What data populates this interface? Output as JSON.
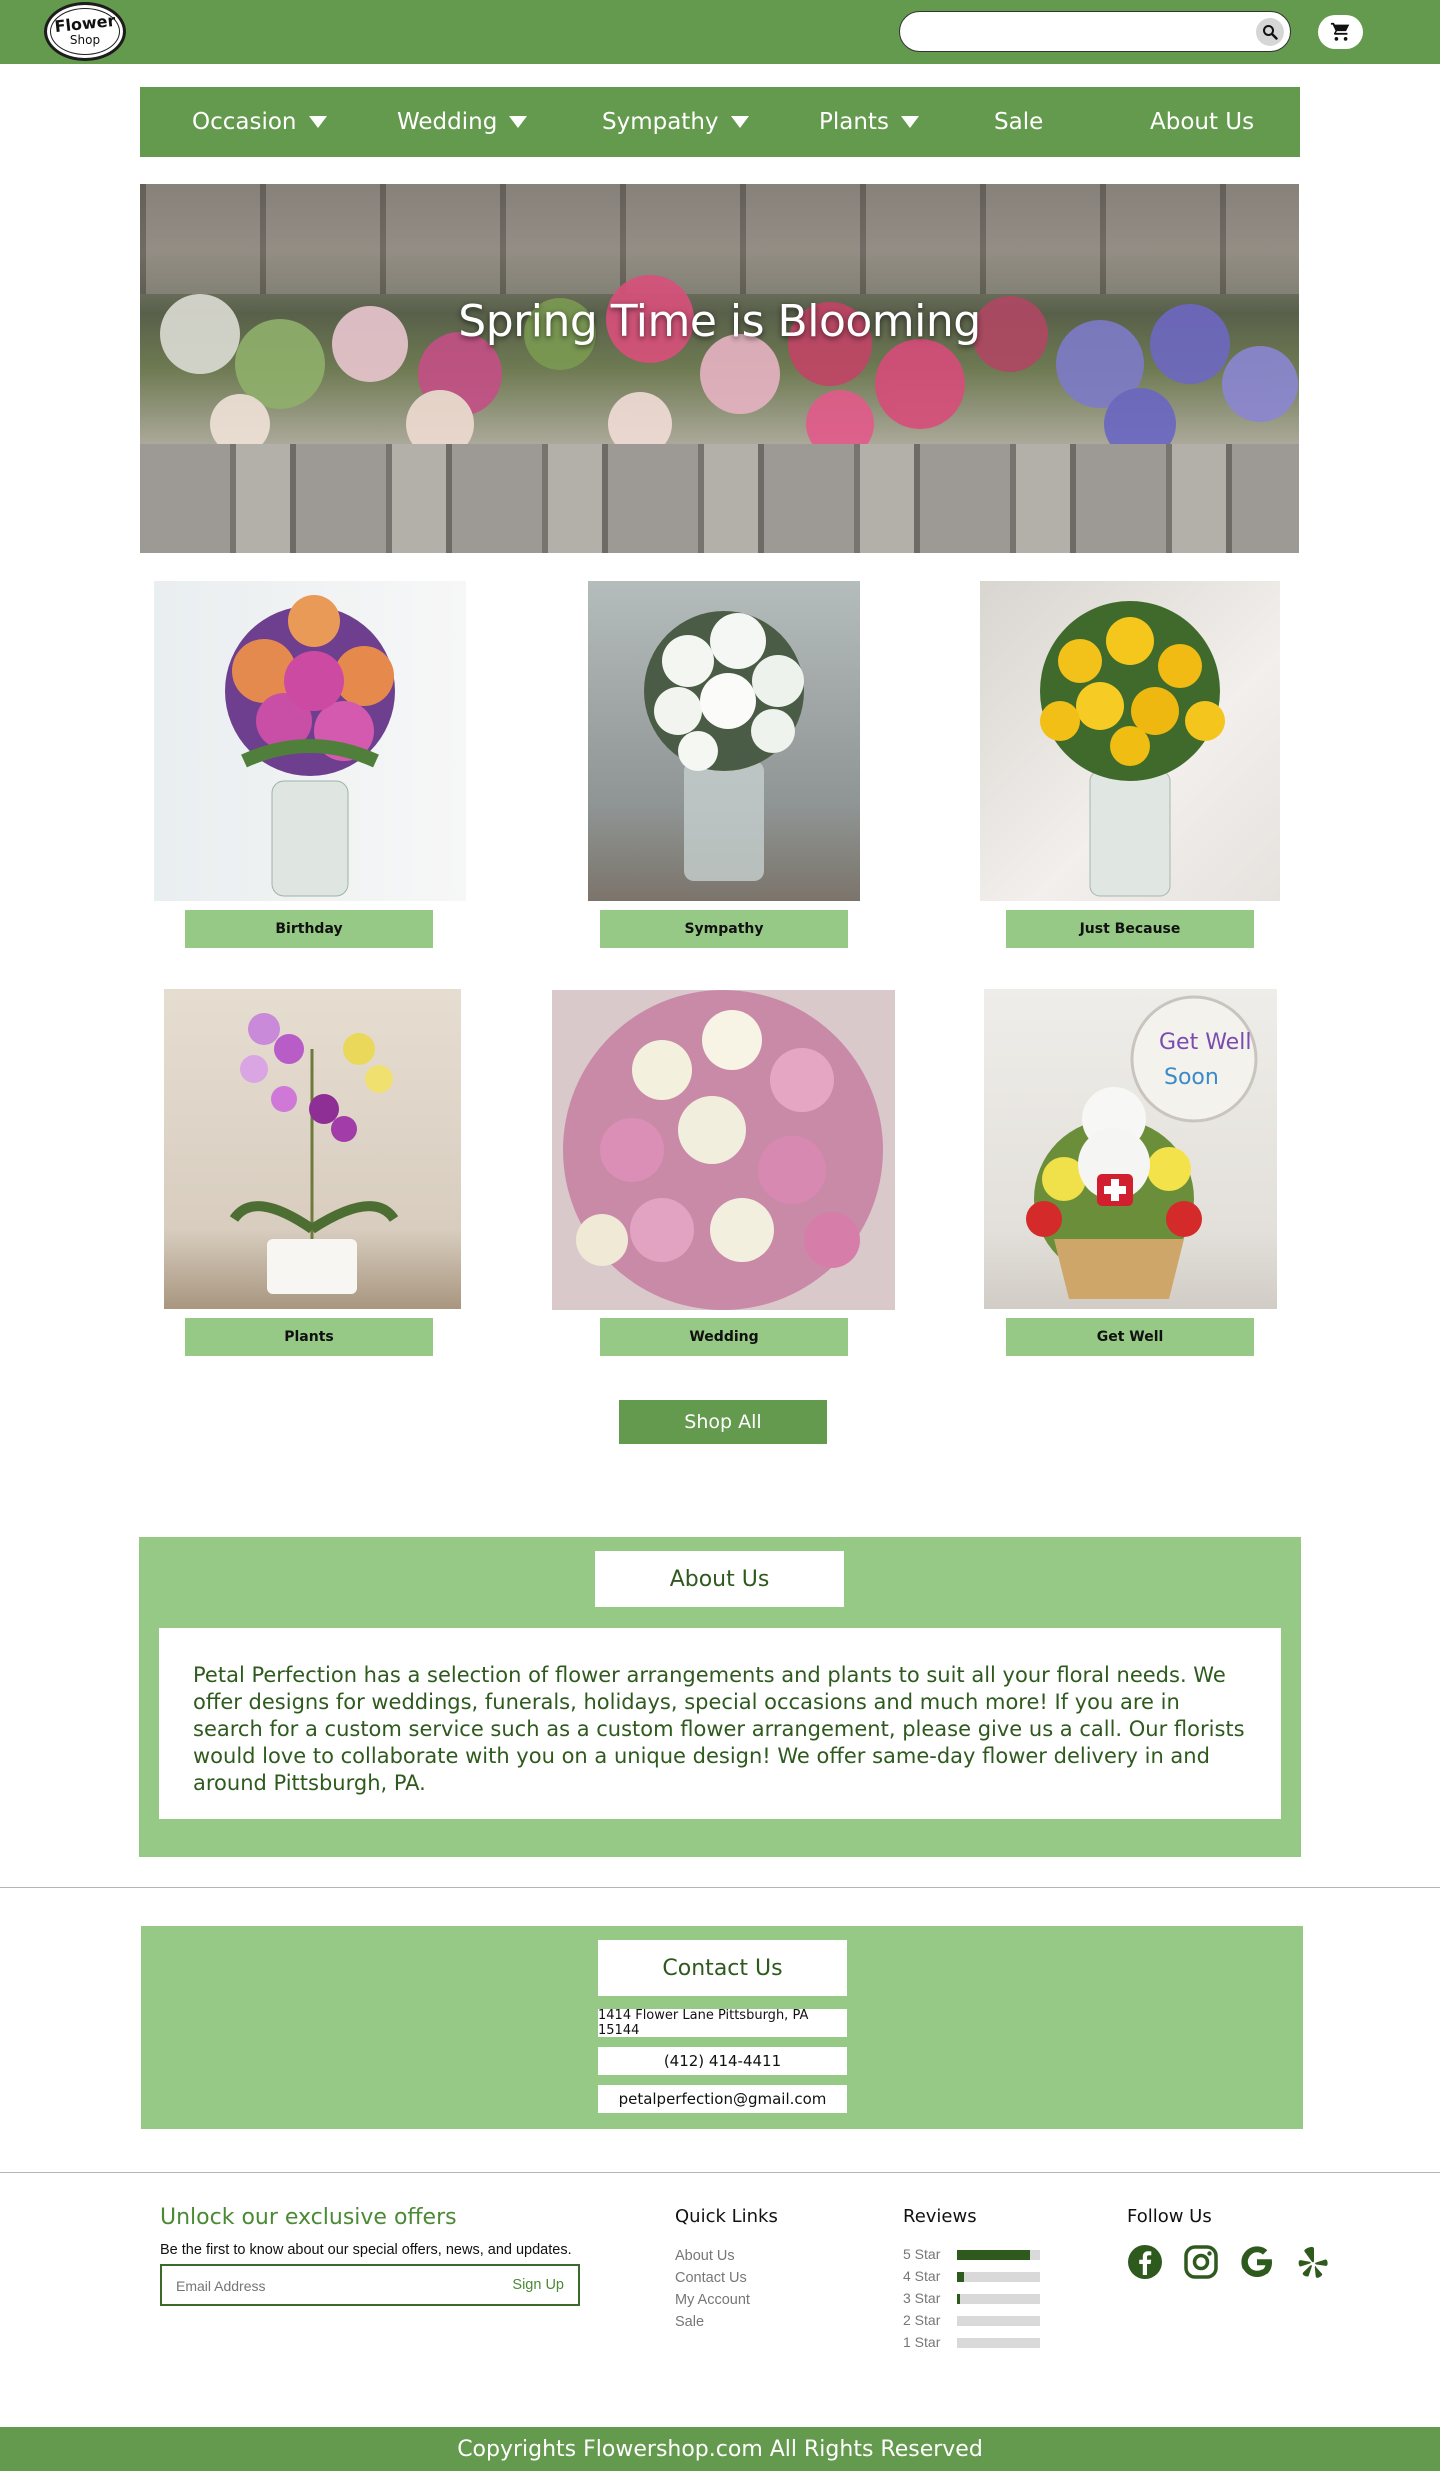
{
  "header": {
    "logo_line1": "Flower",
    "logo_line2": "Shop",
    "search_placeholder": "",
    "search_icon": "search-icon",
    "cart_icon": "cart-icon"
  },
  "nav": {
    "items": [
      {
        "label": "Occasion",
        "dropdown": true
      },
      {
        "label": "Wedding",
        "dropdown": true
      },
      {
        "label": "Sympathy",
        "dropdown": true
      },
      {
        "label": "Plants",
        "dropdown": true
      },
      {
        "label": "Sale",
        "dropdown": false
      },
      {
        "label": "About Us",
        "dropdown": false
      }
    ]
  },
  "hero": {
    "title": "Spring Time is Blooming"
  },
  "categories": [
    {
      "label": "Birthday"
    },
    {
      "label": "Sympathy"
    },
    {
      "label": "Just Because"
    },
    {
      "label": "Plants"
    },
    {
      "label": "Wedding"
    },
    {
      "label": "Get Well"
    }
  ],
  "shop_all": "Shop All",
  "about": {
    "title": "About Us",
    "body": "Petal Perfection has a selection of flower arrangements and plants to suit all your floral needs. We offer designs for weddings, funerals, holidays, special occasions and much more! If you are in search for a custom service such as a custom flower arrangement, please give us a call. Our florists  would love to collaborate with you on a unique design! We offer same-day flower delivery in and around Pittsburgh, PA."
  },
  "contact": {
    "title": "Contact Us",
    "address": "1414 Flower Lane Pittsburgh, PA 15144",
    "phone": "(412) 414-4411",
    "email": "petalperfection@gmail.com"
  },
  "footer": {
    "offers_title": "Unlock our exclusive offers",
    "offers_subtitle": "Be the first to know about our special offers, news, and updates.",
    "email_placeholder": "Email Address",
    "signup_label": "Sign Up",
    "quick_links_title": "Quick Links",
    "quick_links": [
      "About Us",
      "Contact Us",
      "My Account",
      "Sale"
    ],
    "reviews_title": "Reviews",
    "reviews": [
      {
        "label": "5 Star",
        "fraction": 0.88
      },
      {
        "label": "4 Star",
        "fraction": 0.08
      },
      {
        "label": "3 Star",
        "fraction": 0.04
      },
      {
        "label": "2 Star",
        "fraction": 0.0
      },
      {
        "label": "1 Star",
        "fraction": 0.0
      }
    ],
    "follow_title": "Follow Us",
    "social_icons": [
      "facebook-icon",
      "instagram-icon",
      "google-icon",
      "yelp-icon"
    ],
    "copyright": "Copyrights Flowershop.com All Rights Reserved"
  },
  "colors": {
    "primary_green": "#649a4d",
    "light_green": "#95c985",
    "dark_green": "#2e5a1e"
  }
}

...

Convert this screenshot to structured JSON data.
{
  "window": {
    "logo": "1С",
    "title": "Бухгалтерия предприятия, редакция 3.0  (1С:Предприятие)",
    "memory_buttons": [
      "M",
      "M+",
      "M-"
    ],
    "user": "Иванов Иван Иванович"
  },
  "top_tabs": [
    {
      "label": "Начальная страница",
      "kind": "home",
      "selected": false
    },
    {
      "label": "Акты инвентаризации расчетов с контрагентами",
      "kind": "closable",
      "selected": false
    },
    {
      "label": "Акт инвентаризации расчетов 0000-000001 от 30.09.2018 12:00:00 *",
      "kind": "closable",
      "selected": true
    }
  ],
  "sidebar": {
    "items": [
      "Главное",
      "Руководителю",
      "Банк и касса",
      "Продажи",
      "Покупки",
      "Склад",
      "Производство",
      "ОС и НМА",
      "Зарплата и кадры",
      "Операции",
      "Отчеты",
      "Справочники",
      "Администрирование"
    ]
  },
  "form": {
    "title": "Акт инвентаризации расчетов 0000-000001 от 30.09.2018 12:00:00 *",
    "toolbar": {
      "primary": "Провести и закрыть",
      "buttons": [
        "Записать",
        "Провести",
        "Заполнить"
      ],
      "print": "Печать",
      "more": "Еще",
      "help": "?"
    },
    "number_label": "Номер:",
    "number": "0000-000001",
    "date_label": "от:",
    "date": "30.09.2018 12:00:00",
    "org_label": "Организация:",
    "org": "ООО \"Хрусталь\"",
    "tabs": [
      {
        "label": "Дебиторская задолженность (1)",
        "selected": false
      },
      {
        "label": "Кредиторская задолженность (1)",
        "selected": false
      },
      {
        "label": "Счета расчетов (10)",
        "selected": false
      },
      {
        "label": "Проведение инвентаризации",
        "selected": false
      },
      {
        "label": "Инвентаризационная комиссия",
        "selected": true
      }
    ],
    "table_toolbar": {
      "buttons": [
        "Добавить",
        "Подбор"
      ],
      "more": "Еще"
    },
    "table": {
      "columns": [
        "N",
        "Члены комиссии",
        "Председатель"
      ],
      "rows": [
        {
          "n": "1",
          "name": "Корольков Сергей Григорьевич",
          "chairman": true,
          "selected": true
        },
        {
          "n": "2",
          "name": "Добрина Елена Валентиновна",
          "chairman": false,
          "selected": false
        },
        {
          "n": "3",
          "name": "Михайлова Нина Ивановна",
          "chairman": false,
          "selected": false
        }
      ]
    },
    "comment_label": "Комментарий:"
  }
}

**What to work on**
Looking at the records above, work out how many lines include the word "расчетов", then give that number by itself.

**Full response**
4